Brief —
Could you output each line of the data that follows exactly?

Data shown —
>>>
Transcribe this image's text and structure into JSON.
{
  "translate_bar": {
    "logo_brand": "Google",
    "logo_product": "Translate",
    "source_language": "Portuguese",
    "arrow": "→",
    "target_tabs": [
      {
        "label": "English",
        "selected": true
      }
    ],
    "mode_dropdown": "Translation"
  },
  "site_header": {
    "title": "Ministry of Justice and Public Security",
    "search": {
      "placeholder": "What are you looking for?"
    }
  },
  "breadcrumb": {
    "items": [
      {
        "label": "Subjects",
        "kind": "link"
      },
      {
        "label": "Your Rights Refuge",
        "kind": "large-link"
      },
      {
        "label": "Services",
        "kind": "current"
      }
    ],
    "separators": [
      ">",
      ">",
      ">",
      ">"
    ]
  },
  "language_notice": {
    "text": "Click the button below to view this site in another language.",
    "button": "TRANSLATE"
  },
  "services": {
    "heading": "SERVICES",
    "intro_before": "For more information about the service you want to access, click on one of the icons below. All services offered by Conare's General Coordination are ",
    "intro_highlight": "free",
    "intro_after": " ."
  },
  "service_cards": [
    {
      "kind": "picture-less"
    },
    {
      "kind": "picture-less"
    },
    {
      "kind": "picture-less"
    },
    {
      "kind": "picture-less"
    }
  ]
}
<<<
Final result —
Transcribe this image's text and structure into JSON.
{
  "translate_bar": {
    "logo_brand": "Google",
    "logo_product": "Translate",
    "source_language": "Portuguese",
    "arrow": "→",
    "target_tabs": [
      {
        "label": "English",
        "selected": true
      }
    ],
    "mode_dropdown": "Translation"
  },
  "site_header": {
    "title": "Ministry of Justice and Public Security",
    "search": {
      "placeholder": "What are you looking for?"
    }
  },
  "breadcrumb": {
    "items": [
      {
        "label": "Subjects",
        "kind": "link"
      },
      {
        "label": "Your Rights Refuge",
        "kind": "large-link"
      },
      {
        "label": "Services",
        "kind": "current"
      }
    ],
    "separators": [
      ">",
      ">",
      ">",
      ">"
    ]
  },
  "language_notice": {
    "text": "Click the button below to view this site in another language.",
    "button": "TRANSLATE"
  },
  "services": {
    "heading": "SERVICES",
    "intro_before": "For more information about the service you want to access, click on one of the icons below. All services offered by Conare's General Coordination are ",
    "intro_highlight": "free",
    "intro_after": " ."
  },
  "service_cards": [
    {
      "kind": "picture-less"
    },
    {
      "kind": "picture-less"
    },
    {
      "kind": "picture-less"
    },
    {
      "kind": "picture-less"
    }
  ]
}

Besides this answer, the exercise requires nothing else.